Exercise details → Copy out each line containing "term" from the entries below.

Stored data →
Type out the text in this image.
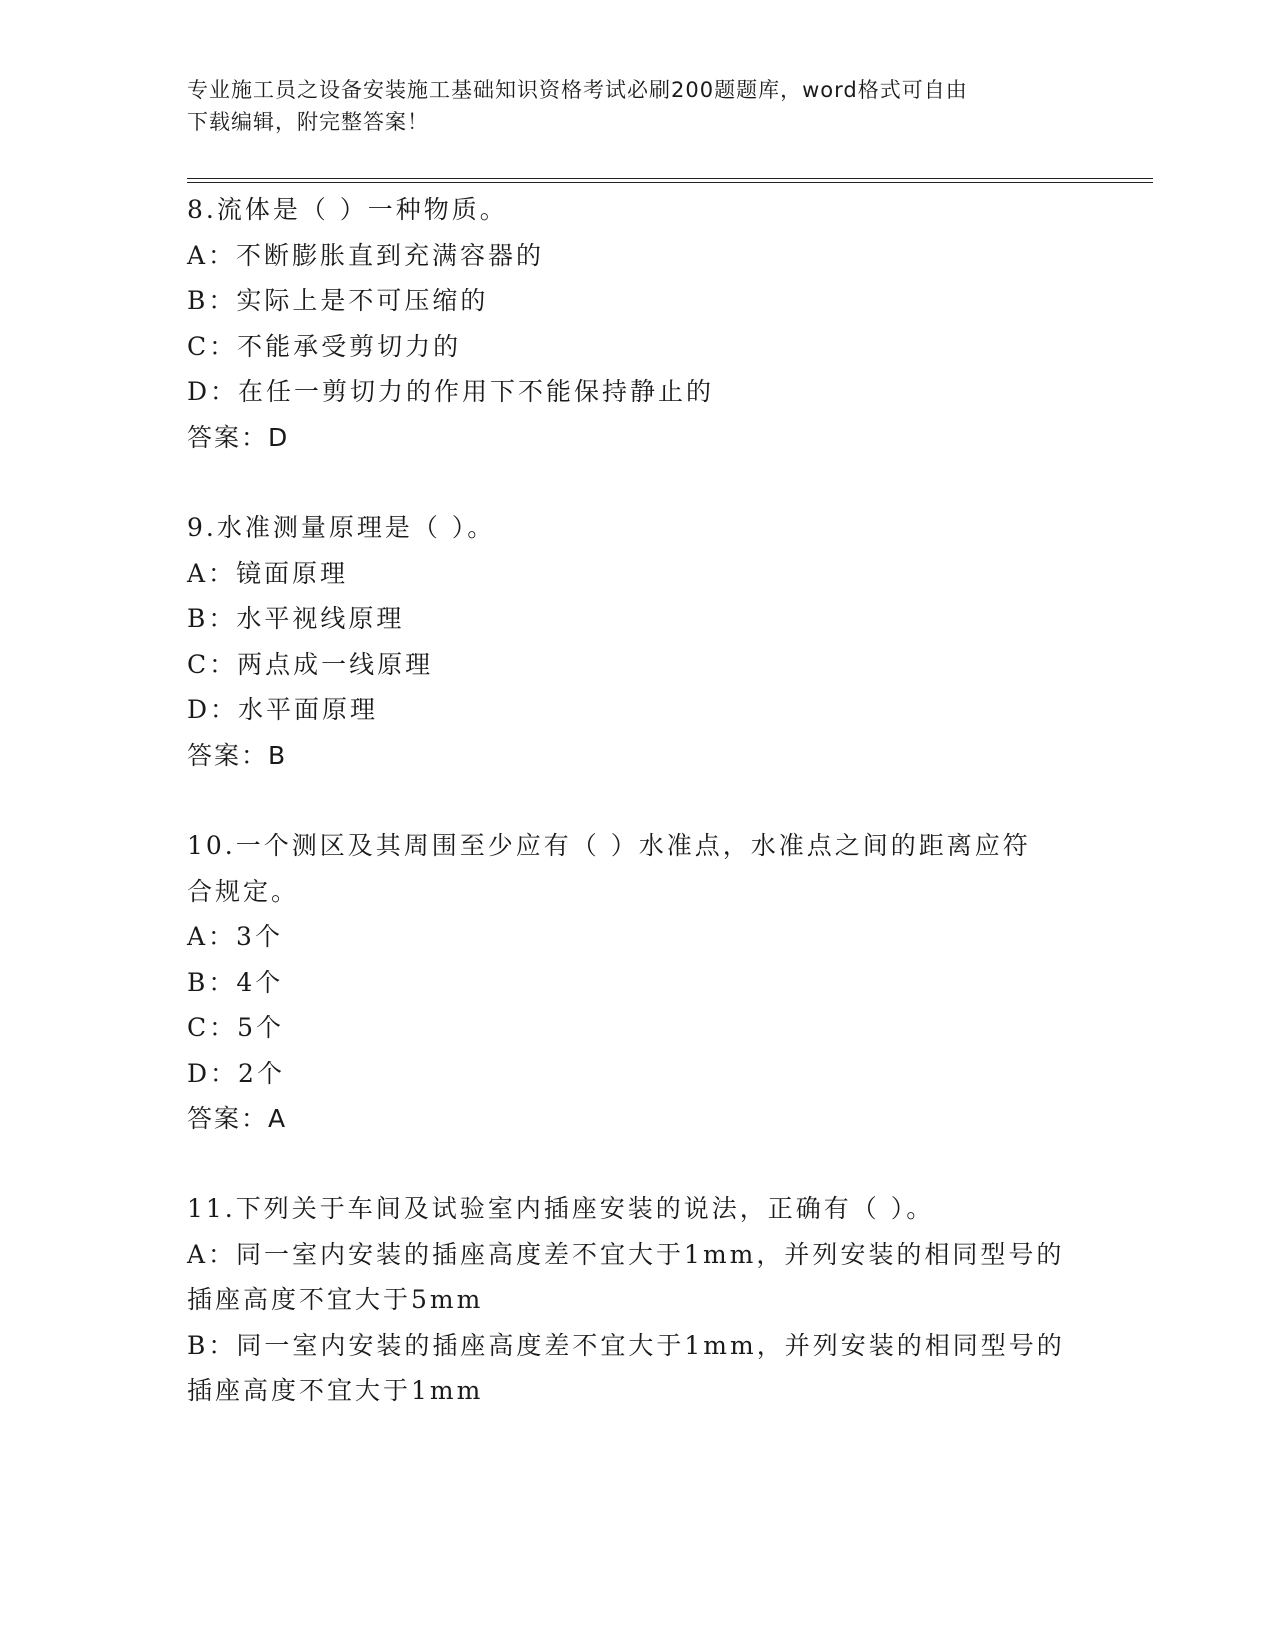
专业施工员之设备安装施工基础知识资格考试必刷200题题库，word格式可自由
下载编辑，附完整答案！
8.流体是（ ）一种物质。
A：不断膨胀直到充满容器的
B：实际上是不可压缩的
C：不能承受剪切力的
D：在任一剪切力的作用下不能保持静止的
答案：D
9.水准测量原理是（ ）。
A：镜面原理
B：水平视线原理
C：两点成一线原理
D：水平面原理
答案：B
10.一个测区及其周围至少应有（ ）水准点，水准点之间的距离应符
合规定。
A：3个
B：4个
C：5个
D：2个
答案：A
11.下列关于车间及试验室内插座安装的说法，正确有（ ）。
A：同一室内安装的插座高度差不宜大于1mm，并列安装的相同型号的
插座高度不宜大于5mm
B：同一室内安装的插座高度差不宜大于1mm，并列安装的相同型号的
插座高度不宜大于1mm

==

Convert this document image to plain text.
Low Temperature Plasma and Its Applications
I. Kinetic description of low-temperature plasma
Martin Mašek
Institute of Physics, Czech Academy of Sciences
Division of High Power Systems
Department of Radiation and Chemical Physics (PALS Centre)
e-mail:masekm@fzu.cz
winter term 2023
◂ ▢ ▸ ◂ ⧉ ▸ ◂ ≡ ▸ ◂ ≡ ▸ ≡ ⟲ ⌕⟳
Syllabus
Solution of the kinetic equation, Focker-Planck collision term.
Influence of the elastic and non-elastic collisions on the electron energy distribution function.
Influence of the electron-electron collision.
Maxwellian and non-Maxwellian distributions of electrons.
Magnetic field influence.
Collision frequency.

Written response →
winter term 2023
Solution of the kinetic equation, Focker-Planck collision term.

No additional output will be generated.